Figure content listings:
^^^^^^^^^^^^^^^^
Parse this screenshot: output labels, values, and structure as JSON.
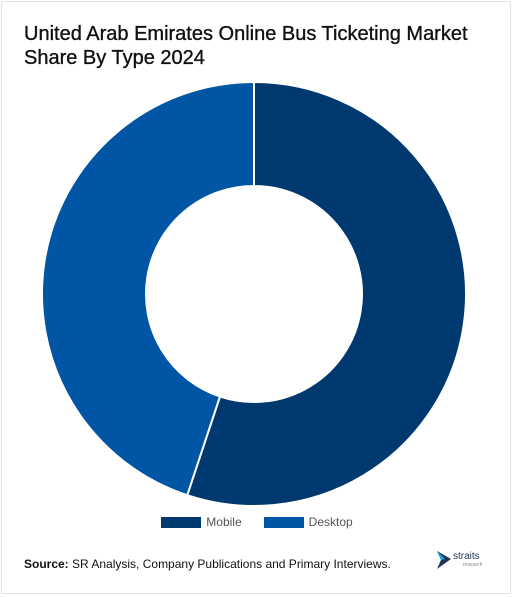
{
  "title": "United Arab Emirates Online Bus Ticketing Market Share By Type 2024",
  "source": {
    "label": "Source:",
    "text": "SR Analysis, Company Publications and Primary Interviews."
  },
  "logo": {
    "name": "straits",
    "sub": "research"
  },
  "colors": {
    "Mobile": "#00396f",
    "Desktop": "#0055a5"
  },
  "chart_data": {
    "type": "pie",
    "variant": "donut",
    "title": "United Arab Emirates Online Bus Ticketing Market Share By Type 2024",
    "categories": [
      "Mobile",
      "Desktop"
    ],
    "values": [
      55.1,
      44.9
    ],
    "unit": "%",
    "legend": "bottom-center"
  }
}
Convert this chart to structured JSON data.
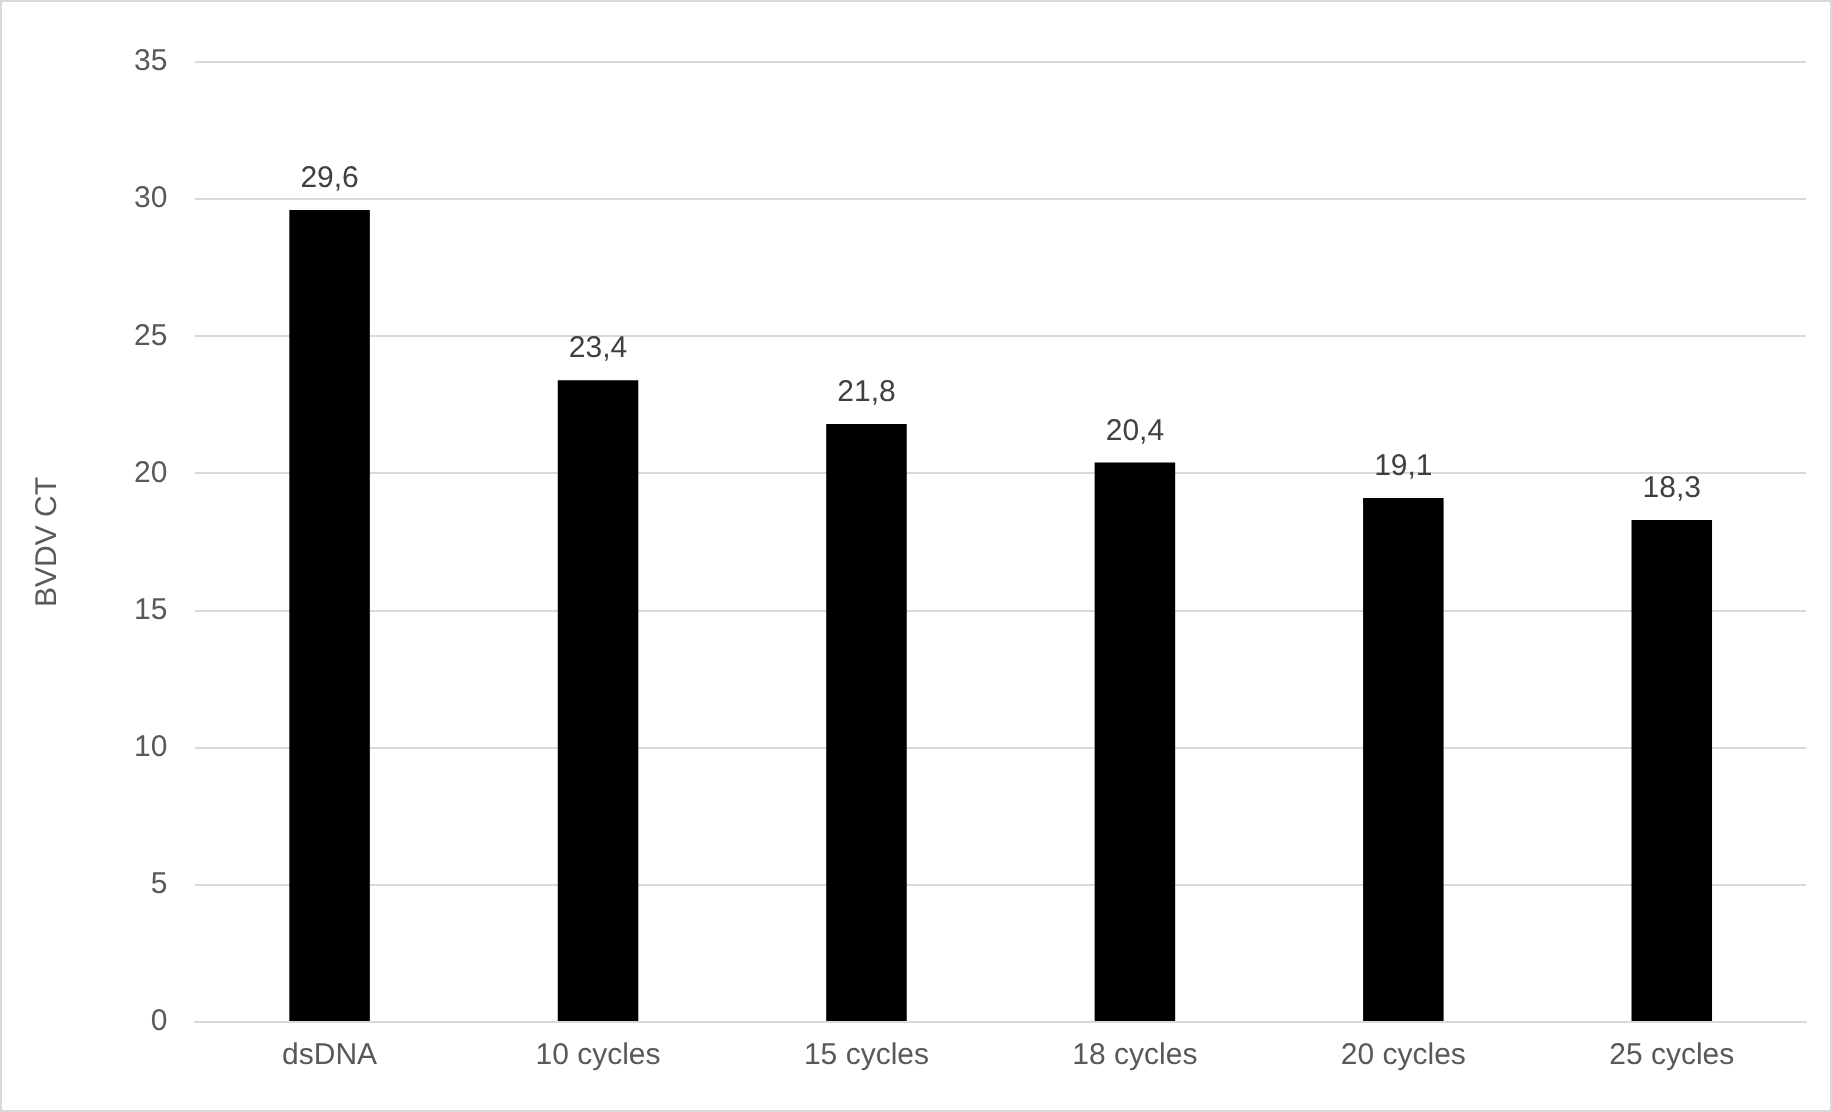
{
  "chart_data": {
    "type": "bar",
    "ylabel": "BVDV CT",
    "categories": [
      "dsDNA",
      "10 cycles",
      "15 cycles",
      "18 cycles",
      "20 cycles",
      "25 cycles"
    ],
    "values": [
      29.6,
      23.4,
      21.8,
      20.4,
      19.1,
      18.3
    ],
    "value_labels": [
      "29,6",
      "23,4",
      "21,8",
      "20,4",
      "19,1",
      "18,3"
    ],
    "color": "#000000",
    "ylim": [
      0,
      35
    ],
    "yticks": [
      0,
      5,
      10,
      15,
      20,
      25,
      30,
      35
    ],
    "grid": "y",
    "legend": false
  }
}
^^^^^^^^^^^^^^^^
Task description
Write out all the entries word for word, but skip any images.

Full answer
Parse this screenshot: output labels, values, and structure as JSON.
{
  "title": "United Arab Emirates Online Bus Ticketing Market Share By Type 2024",
  "source": {
    "label": "Source:",
    "text": "SR Analysis, Company Publications and Primary Interviews."
  },
  "logo": {
    "name": "straits",
    "sub": "research"
  },
  "colors": {
    "Mobile": "#00396f",
    "Desktop": "#0055a5"
  },
  "chart_data": {
    "type": "pie",
    "variant": "donut",
    "title": "United Arab Emirates Online Bus Ticketing Market Share By Type 2024",
    "categories": [
      "Mobile",
      "Desktop"
    ],
    "values": [
      55.1,
      44.9
    ],
    "unit": "%",
    "legend": "bottom-center"
  }
}
Convert this chart to structured JSON data.
{
  "chart_data": {
    "type": "bar",
    "ylabel": "BVDV CT",
    "categories": [
      "dsDNA",
      "10 cycles",
      "15 cycles",
      "18 cycles",
      "20 cycles",
      "25 cycles"
    ],
    "values": [
      29.6,
      23.4,
      21.8,
      20.4,
      19.1,
      18.3
    ],
    "value_labels": [
      "29,6",
      "23,4",
      "21,8",
      "20,4",
      "19,1",
      "18,3"
    ],
    "color": "#000000",
    "ylim": [
      0,
      35
    ],
    "yticks": [
      0,
      5,
      10,
      15,
      20,
      25,
      30,
      35
    ],
    "grid": "y",
    "legend": false
  }
}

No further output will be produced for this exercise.